-- BEGIN Data to use --

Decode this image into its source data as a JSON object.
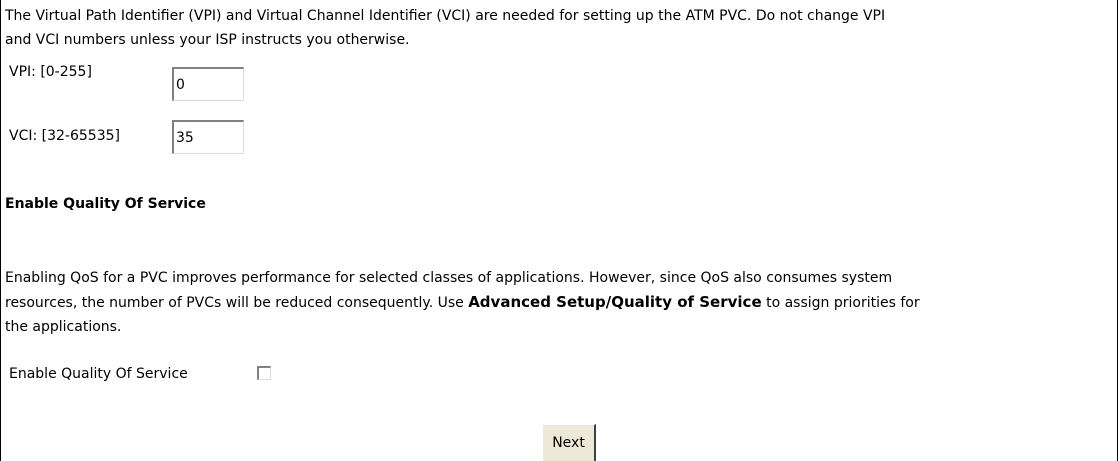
{
  "intro": {
    "line1": "The Virtual Path Identifier (VPI) and Virtual Channel Identifier (VCI) are needed for setting up the ATM PVC. Do not change VPI",
    "line2": "and VCI numbers unless your ISP instructs you otherwise."
  },
  "vpi": {
    "label": "VPI: [0-255]",
    "value": "0"
  },
  "vci": {
    "label": "VCI: [32-65535]",
    "value": "35"
  },
  "qos": {
    "heading": "Enable Quality Of Service",
    "desc_line1": "Enabling QoS for a PVC improves performance for selected classes of applications. However, since QoS also consumes system",
    "desc_line2_pre": "resources, the number of PVCs will be reduced consequently. Use ",
    "desc_line2_bold": "Advanced Setup/Quality of Service",
    "desc_line2_post": " to assign priorities for",
    "desc_line3": "the applications.",
    "checkbox_label": "Enable Quality Of Service",
    "checked": false
  },
  "actions": {
    "next_label": "Next"
  }
}
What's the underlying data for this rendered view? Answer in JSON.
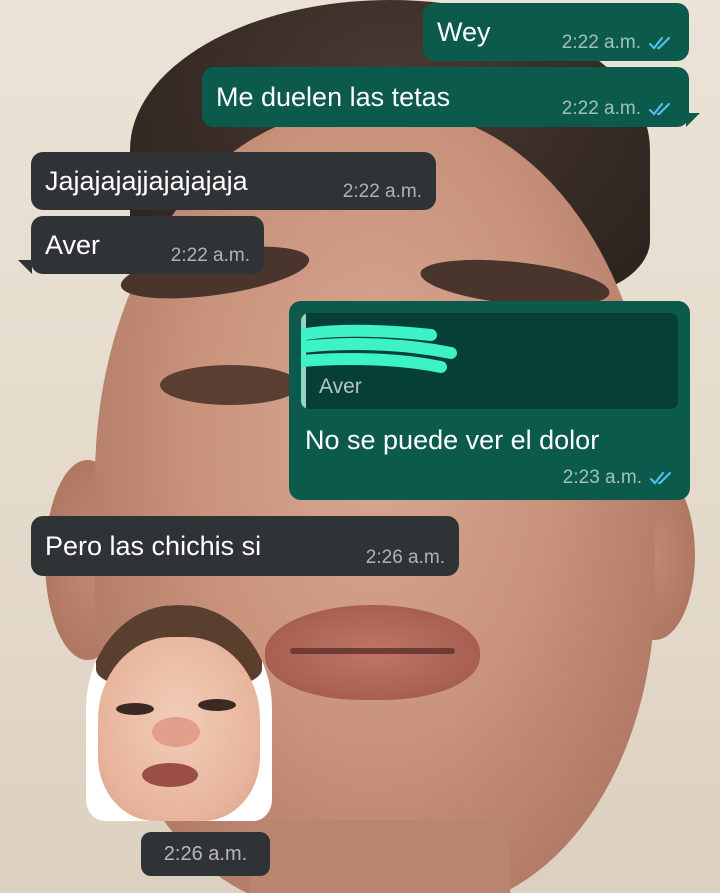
{
  "messages": [
    {
      "direction": "out",
      "text": "Wey",
      "time": "2:22 a.m.",
      "read": true
    },
    {
      "direction": "out",
      "text": "Me duelen las tetas",
      "time": "2:22 a.m.",
      "read": true
    },
    {
      "direction": "in",
      "text": "Jajajajajjajajajaja",
      "time": "2:22 a.m."
    },
    {
      "direction": "in",
      "text": "Aver",
      "time": "2:22 a.m."
    },
    {
      "direction": "out",
      "quoted_text": "Aver",
      "text": "No se puede ver el dolor",
      "time": "2:23 a.m.",
      "read": true
    },
    {
      "direction": "in",
      "text": "Pero las chichis si",
      "time": "2:26 a.m."
    },
    {
      "direction": "in",
      "type": "sticker",
      "time": "2:26 a.m."
    }
  ],
  "colors": {
    "outgoing_bubble": "#0b5a4c",
    "incoming_bubble": "#2f3336",
    "read_ticks": "#53bdeb",
    "quote_redaction": "#3df2c4"
  },
  "icons": {
    "read_receipt": "double-check-icon"
  }
}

-- END Data to use --

### Problem statement
Using the material above, set down every line exactly, but skip the pictures.

### Completed exercise
Decode this image into its source data as a JSON object.
{
  "intro": {
    "line1": "The Virtual Path Identifier (VPI) and Virtual Channel Identifier (VCI) are needed for setting up the ATM PVC. Do not change VPI",
    "line2": "and VCI numbers unless your ISP instructs you otherwise."
  },
  "vpi": {
    "label": "VPI: [0-255]",
    "value": "0"
  },
  "vci": {
    "label": "VCI: [32-65535]",
    "value": "35"
  },
  "qos": {
    "heading": "Enable Quality Of Service",
    "desc_line1": "Enabling QoS for a PVC improves performance for selected classes of applications. However, since QoS also consumes system",
    "desc_line2_pre": "resources, the number of PVCs will be reduced consequently. Use ",
    "desc_line2_bold": "Advanced Setup/Quality of Service",
    "desc_line2_post": " to assign priorities for",
    "desc_line3": "the applications.",
    "checkbox_label": "Enable Quality Of Service",
    "checked": false
  },
  "actions": {
    "next_label": "Next"
  }
}
What's the underlying data for this rendered view? Answer in JSON.
{
  "messages": [
    {
      "direction": "out",
      "text": "Wey",
      "time": "2:22 a.m.",
      "read": true
    },
    {
      "direction": "out",
      "text": "Me duelen las tetas",
      "time": "2:22 a.m.",
      "read": true
    },
    {
      "direction": "in",
      "text": "Jajajajajjajajajaja",
      "time": "2:22 a.m."
    },
    {
      "direction": "in",
      "text": "Aver",
      "time": "2:22 a.m."
    },
    {
      "direction": "out",
      "quoted_text": "Aver",
      "text": "No se puede ver el dolor",
      "time": "2:23 a.m.",
      "read": true
    },
    {
      "direction": "in",
      "text": "Pero las chichis si",
      "time": "2:26 a.m."
    },
    {
      "direction": "in",
      "type": "sticker",
      "time": "2:26 a.m."
    }
  ],
  "colors": {
    "outgoing_bubble": "#0b5a4c",
    "incoming_bubble": "#2f3336",
    "read_ticks": "#53bdeb",
    "quote_redaction": "#3df2c4"
  },
  "icons": {
    "read_receipt": "double-check-icon"
  }
}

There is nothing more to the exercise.